* **Description of the task**: Below is a listing. Gather each line of it that contains "促进沿线地区旅游业的发展等".

Entries from a dataset:
————————
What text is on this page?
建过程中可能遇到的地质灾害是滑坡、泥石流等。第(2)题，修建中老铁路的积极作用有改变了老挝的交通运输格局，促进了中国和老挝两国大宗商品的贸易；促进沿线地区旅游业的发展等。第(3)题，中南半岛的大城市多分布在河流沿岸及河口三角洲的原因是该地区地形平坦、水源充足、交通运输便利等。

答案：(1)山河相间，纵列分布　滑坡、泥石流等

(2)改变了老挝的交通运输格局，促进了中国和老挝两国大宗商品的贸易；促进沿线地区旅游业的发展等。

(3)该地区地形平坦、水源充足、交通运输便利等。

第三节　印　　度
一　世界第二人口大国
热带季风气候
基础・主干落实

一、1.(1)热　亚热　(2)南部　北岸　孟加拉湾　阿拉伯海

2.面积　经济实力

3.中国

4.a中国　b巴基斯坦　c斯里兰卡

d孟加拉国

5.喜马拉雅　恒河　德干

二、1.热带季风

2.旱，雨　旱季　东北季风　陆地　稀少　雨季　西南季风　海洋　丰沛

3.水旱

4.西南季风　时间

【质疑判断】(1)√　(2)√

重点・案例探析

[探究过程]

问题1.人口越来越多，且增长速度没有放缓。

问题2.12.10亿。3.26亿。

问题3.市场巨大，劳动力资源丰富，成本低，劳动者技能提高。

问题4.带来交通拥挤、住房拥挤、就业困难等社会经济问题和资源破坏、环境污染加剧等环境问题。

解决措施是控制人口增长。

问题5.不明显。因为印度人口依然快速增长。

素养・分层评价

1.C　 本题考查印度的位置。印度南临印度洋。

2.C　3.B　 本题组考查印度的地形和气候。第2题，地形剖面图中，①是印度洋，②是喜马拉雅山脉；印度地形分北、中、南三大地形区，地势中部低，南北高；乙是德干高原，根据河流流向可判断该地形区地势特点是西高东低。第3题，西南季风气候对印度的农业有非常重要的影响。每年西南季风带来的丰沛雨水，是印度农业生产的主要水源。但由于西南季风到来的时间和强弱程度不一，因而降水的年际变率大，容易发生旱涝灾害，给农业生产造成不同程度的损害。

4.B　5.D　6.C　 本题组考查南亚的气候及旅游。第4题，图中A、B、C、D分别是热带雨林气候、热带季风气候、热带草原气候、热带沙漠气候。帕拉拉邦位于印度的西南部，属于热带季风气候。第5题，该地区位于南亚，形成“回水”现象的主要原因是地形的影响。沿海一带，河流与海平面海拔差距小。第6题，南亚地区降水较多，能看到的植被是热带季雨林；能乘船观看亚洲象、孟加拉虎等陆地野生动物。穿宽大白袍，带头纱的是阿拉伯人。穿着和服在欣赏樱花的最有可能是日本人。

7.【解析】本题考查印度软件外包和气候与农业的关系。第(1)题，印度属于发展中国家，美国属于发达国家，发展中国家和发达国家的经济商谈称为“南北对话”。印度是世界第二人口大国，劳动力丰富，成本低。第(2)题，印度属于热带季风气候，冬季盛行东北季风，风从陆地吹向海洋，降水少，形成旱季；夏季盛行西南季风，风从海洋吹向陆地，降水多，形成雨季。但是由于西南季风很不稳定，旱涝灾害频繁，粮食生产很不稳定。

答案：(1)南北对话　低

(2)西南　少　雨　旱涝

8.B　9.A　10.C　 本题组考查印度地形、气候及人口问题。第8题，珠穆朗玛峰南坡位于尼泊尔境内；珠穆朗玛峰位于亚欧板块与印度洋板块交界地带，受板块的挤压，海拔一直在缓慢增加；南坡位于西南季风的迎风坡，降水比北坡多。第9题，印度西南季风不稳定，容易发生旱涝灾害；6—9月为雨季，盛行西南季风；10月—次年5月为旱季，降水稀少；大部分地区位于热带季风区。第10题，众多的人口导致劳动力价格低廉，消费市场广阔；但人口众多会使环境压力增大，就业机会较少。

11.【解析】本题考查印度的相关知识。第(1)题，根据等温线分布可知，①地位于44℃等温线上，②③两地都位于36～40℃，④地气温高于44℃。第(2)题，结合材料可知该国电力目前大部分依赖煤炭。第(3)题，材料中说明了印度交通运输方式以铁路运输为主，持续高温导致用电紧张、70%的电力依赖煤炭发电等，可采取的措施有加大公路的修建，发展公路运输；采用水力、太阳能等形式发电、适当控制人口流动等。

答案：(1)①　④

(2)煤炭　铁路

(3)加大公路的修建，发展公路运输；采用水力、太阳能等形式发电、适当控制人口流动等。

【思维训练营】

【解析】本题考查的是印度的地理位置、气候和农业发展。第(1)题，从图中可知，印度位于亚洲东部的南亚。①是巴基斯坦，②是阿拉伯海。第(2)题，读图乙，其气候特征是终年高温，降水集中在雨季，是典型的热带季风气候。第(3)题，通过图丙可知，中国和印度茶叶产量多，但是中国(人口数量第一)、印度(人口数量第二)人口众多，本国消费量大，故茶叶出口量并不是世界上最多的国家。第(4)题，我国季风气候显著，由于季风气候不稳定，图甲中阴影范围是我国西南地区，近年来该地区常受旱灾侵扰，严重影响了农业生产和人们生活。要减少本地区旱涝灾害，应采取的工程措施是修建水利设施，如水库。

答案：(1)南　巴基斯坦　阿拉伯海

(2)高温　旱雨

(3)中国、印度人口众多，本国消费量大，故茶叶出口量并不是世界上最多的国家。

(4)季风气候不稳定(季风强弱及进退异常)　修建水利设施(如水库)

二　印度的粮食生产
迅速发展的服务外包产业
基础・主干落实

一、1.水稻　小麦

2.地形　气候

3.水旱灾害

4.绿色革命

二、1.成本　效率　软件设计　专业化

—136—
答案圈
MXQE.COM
————————
* **Problem solution**:
建过程中可能遇到的地质灾害是滑坡、泥石流等。第(2)题，修建中老铁路的积极作用有改变了老挝的交通运输格局，促进了中国和老挝两国大宗商品的贸易；促进沿线地区旅游业的发展等。第(3)题，中南半岛的大城市多分布在河流沿岸及河口三角洲的原因是该地区地形平坦、水源充足、交通运输便利等。
(2)改变了老挝的交通运输格局，促进了中国和老挝两国大宗商品的贸易；促进沿线地区旅游业的发展等。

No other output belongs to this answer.